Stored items
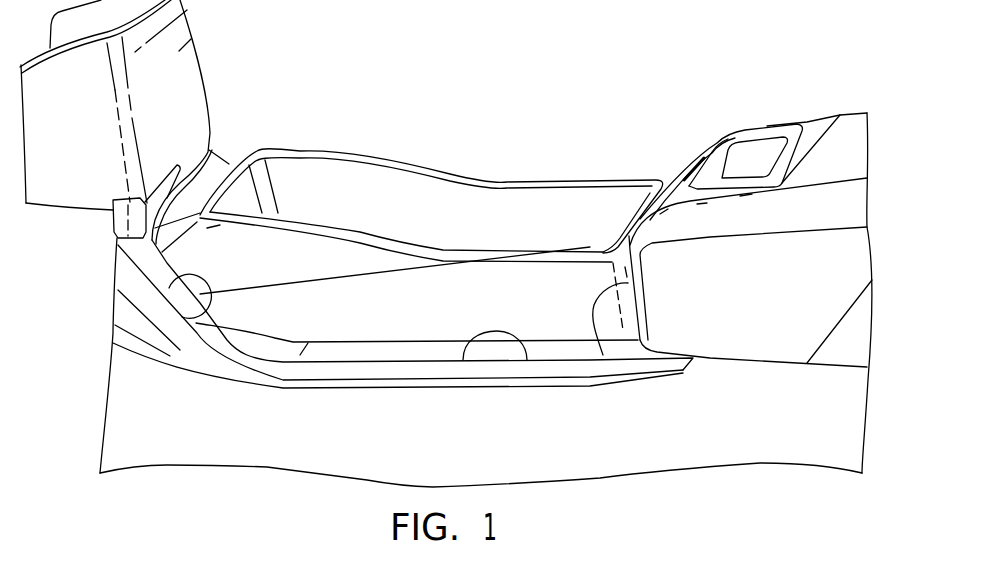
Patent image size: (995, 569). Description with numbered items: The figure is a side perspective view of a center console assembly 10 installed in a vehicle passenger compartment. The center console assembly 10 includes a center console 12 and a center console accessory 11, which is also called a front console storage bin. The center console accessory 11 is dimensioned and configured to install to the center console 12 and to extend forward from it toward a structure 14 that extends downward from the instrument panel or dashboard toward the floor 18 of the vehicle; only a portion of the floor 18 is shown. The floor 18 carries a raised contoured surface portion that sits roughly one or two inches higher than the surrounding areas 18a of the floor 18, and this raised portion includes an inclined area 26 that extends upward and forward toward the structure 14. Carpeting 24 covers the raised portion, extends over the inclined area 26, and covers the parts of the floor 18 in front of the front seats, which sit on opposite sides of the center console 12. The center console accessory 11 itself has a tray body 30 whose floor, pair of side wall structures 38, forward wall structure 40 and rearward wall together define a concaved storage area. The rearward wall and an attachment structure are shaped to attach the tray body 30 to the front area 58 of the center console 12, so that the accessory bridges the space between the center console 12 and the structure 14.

The center console assembly 10 is at (643, 52).
The center console accessory 11 is at (360, 148).
The center console 12 is at (770, 124).
The structure 14 is at (202, 50).
The floor 18 is at (463, 360).
The surrounding areas of the floor 18a is at (195, 422).
The carpeting 24 is at (732, 415).
The inclined area 26 is at (136, 335).
The tray body 30 is at (575, 178).
The side wall structures 38 is at (530, 217).
The forward wall structure 40 is at (243, 195).
The front area of the center console 58 is at (603, 355).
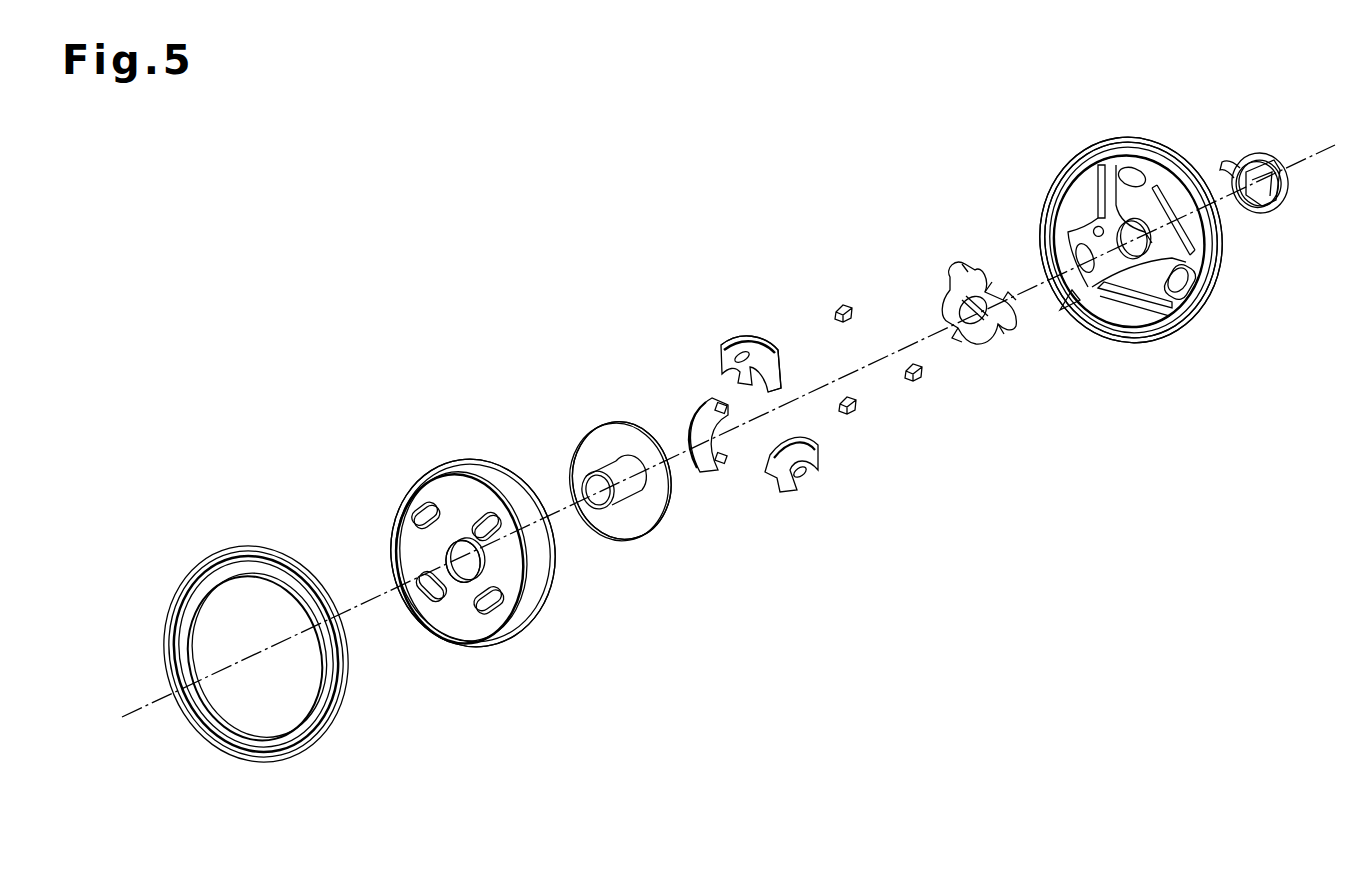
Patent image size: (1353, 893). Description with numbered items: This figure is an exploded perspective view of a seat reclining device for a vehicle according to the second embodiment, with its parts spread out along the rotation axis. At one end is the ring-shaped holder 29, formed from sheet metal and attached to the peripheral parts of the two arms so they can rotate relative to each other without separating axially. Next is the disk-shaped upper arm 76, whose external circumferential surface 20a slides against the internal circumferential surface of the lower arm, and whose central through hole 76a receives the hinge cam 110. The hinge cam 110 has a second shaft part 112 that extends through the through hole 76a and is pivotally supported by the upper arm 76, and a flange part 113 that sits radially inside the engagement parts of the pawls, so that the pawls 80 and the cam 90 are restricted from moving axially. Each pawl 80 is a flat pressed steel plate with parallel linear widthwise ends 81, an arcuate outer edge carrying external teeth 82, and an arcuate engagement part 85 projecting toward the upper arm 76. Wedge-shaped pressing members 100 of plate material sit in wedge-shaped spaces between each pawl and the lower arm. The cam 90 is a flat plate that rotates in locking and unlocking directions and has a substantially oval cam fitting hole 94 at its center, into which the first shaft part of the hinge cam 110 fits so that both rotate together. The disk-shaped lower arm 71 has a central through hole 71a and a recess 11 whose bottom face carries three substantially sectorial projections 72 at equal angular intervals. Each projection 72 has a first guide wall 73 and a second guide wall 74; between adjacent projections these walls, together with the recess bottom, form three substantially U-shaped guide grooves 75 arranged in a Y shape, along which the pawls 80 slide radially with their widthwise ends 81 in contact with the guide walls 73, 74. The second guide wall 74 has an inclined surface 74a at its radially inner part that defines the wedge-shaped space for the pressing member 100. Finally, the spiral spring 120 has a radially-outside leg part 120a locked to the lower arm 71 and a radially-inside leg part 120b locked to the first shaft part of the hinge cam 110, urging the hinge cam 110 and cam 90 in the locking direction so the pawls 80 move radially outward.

The holder 29 is at (240, 550).
The upper arm 76 is at (440, 470).
The external circumferential surface 20a is at (488, 466).
The through hole 76a is at (468, 580).
The hinge cam 110 is at (606, 432).
The second shaft part 112 is at (615, 505).
The flange part 113 is at (660, 514).
The pawl 80 is at (776, 412).
The engagement part 85 is at (760, 347).
The widthwise end 81 is at (722, 366).
The external teeth 82 is at (820, 480).
The pressing member 100 is at (845, 305).
The cam 90 is at (988, 345).
The cam fitting hole 94 is at (966, 330).
The lower arm 71 is at (1137, 241).
The through hole 71a is at (1195, 250).
The projection 72 is at (1074, 200).
The first guide wall 73 is at (1150, 182).
The second guide wall 74 is at (1092, 176).
The inclined surface 74a is at (1072, 292).
The guide groove 75 is at (1110, 148).
The recess 11 is at (1053, 215).
The spiral spring 120 is at (1258, 184).
The radially-outside leg part 120a is at (1224, 160).
The radially-inside leg part 120b is at (1262, 208).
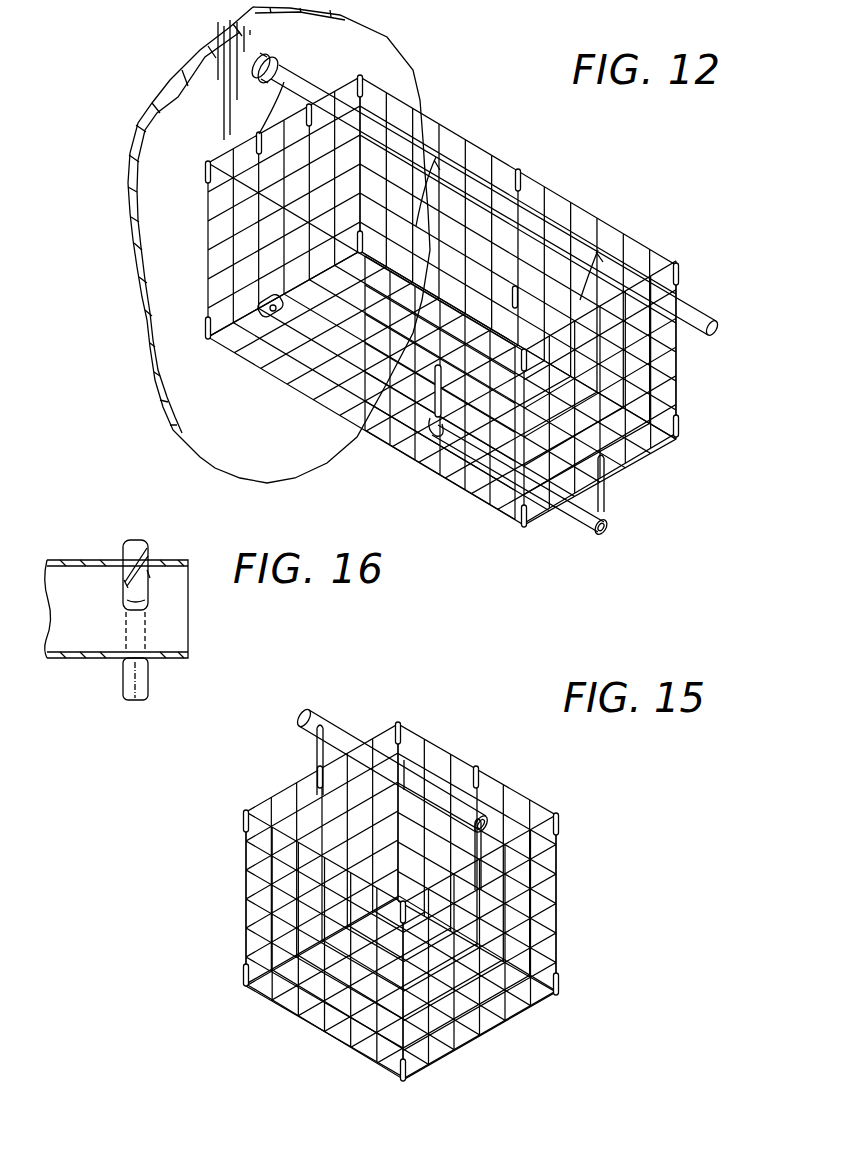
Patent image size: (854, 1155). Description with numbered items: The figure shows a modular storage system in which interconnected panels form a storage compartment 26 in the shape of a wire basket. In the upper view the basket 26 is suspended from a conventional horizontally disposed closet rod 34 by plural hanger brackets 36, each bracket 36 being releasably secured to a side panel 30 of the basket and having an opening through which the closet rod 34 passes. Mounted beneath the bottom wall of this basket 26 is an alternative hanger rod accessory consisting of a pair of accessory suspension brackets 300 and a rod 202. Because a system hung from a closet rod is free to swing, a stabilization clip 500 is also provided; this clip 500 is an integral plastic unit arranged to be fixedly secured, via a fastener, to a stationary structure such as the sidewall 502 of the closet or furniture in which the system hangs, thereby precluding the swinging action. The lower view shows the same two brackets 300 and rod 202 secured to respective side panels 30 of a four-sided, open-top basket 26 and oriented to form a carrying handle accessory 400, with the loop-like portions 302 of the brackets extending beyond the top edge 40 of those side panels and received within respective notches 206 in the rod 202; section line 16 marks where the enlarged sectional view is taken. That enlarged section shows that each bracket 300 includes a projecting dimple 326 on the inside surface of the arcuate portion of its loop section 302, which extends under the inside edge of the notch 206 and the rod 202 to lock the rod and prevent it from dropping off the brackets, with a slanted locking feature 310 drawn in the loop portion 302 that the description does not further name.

In FIG. 15, the wire mesh side panel 16 is at (472, 777).
In FIG. 12, the storage compartment 26 is at (456, 122).
In FIG. 15, the side panel 30 is at (246, 888).
In FIG. 12, the closet rod 34 is at (693, 316).
In FIG. 12, the hanger bracket 36 is at (287, 72).
In FIG. 15, the top edge 40 is at (250, 808).
In FIG. 12, the rod 202 is at (574, 511).
In FIG. 16, the rod 202 is at (98, 660).
In FIG. 15, the rod 202 is at (354, 748).
In FIG. 16, the notch 206 is at (128, 598).
In FIG. 15, the notch 206 is at (334, 696).
In FIG. 12, the accessory suspension bracket 300 is at (426, 435).
In FIG. 15, the accessory suspension bracket 300 is at (314, 752).
In FIG. 16, the loop-like portion 302 is at (121, 548).
In FIG. 16, the slot 310 is at (137, 556).
In FIG. 16, the projecting dimple 326 is at (150, 574).
In FIG. 15, the carrying handle accessory 400 is at (408, 770).
In FIG. 12, the stabilization clip 500 is at (264, 335).
In FIG. 12, the sidewall 502 is at (294, 462).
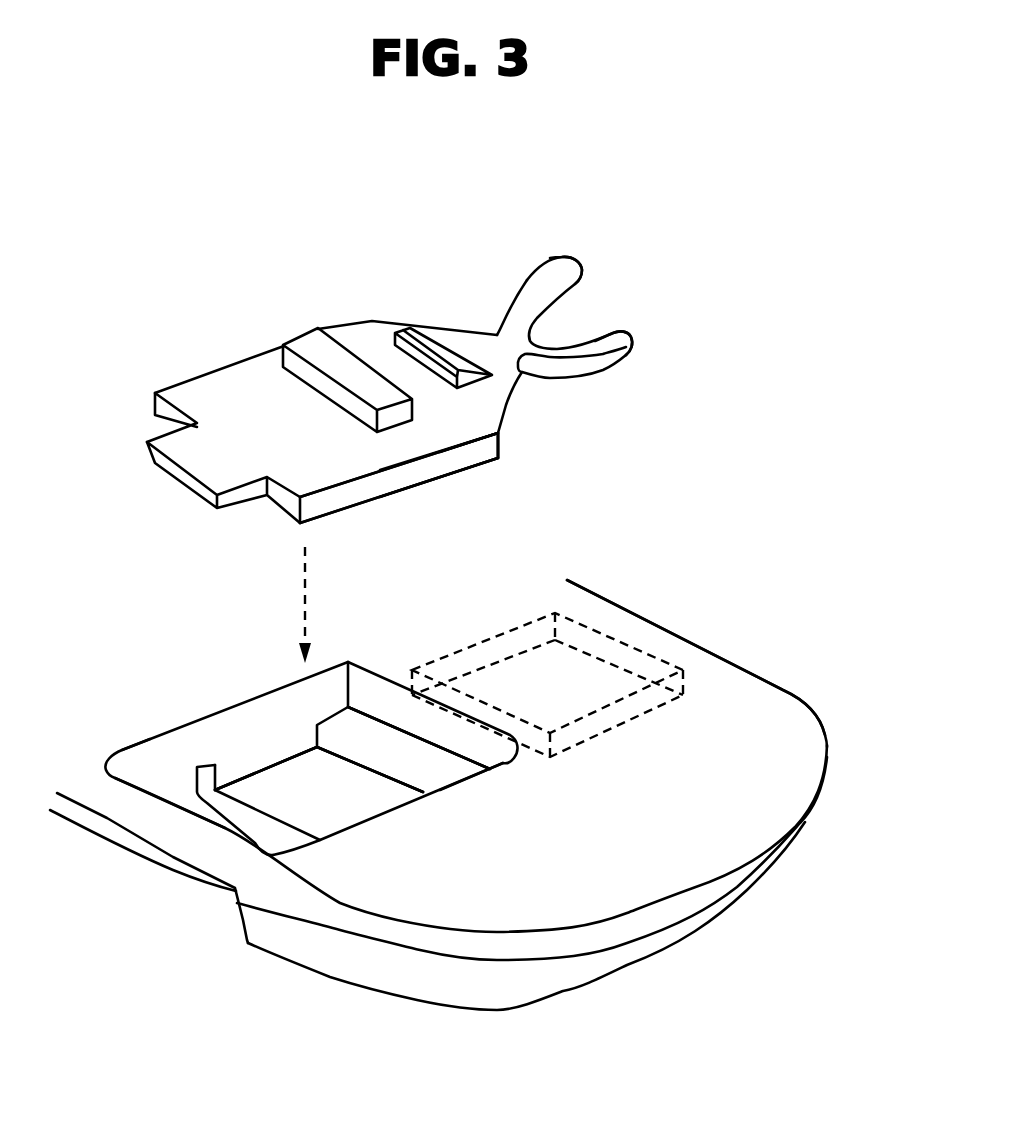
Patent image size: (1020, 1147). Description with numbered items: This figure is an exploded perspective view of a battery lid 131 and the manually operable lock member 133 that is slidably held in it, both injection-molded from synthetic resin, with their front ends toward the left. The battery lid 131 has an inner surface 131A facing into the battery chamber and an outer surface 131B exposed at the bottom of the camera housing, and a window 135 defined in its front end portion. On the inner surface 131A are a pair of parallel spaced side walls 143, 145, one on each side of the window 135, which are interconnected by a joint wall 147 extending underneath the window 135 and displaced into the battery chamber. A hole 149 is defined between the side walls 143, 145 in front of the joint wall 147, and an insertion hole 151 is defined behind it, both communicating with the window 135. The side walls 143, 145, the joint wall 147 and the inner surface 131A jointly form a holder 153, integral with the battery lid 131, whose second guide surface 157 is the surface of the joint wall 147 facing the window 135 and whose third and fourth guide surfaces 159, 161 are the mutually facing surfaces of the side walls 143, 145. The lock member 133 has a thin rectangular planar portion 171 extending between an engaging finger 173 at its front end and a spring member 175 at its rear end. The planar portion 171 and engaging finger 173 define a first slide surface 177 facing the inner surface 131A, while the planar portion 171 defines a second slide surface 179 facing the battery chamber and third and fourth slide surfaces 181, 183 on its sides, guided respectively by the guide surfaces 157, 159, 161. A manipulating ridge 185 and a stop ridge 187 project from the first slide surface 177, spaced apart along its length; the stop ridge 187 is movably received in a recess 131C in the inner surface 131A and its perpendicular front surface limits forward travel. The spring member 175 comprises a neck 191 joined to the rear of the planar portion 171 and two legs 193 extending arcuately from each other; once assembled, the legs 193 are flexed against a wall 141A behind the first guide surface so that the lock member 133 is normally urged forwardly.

The battery lid 131 is at (784, 668).
The inner surface 131A is at (420, 1002).
The outer surface 131B is at (583, 900).
The recess 131C is at (613, 685).
The manually operable lock member 133 is at (231, 358).
The window 135 is at (170, 740).
The wall 141A is at (587, 640).
The side wall 143 is at (392, 802).
The side wall 145 is at (267, 737).
The joint wall 147 is at (330, 814).
The hole 149 is at (277, 842).
The insertion hole 151 is at (458, 762).
The holder 153 is at (382, 805).
The second guide surface 157 is at (337, 783).
The third guide surface 159 is at (410, 792).
The fourth guide surface 161 is at (300, 740).
The planar portion 171 is at (423, 447).
The engaging finger 173 is at (198, 462).
The spring member 175 is at (577, 376).
The first slide surface 177 is at (345, 470).
The second slide surface 179 is at (333, 513).
The third slide surface 181 is at (407, 478).
The fourth slide surface 183 is at (203, 376).
The manipulating ridge 185 is at (312, 347).
The stop ridge 187 is at (418, 340).
The neck 191 is at (503, 321).
The legs 193 is at (570, 265).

■ WORK TO COMPLETE ■
Reproduce the material from its beginning through the line containing "The center console assembly 10 is", with both ends included. Omit the pictures from your reply.

■ CORRECT OUTPUT ■
Patent image size: (995, 569). Description with numbered items: The figure is a side perspective view of a center console assembly 10 installed in a vehicle passenger compartment. The center console assembly 10 includes a center console 12 and a center console accessory 11, which is also called a front console storage bin. The center console accessory 11 is dimensioned and configured to install to the center console 12 and to extend forward from it toward a structure 14 that extends downward from the instrument panel or dashboard toward the floor 18 of the vehicle; only a portion of the floor 18 is shown. The floor 18 carries a raised contoured surface portion that sits roughly one or two inches higher than the surrounding areas 18a of the floor 18, and this raised portion includes an inclined area 26 that extends upward and forward toward the structure 14. Carpeting 24 covers the raised portion, extends over the inclined area 26, and covers the parts of the floor 18 in front of the front seats, which sit on opposite sides of the center console 12. The center console accessory 11 itself has a tray body 30 whose floor, pair of side wall structures 38, forward wall structure 40 and rearward wall together define a concaved storage area. The rearward wall and an attachment structure are shaped to attach the tray body 30 to the front area 58 of the center console 12, so that the accessory bridges the space between the center console 12 and the structure 14.

The center console assembly 10 is at (643, 52).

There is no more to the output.